§ **RAW RECORDS**
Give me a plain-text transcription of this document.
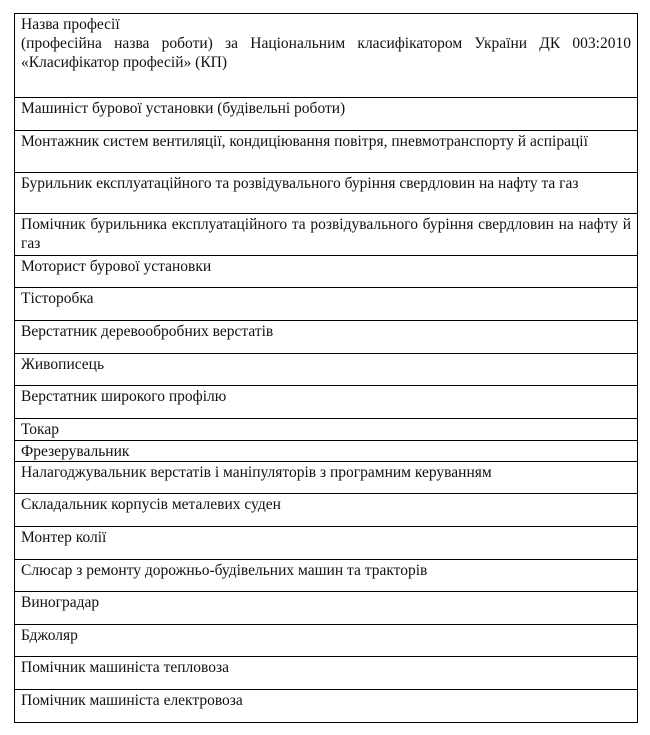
Назва професії
(професійна назва роботи) за Національним класифікатором України ДК 003:2010 «Класифікатор професій» (КП)

Машиніст бурової установки (будівельні роботи)
Монтажник систем вентиляції, кондиціювання повітря, пневмотранспорту й аспірації
Бурильник експлуатаційного та розвідувального буріння свердловин на нафту та газ
Помічник бурильника експлуатаційного та розвідувального буріння свердловин на нафту й газ
Моторист бурової установки
Тісторобка
Верстатник деревообробних верстатів
Живописець
Верстатник широкого профілю
Токар
Фрезерувальник
Налагоджувальник верстатів і маніпуляторів з програмним керуванням
Складальник корпусів металевих суден
Монтер колії
Слюсар з ремонту дорожньо-будівельних машин та тракторів
Виноградар
Бджоляр
Помічник машиніста тепловоза
Помічник машиніста електровоза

§ **EXERCISE DETAILS**
Gather each line of the records holding the string "верстатів".

§ **SOLUTION TO THE PROBLEM**
Верстатник деревообробних верстатів
Налагоджувальник верстатів і маніпуляторів з програмним керуванням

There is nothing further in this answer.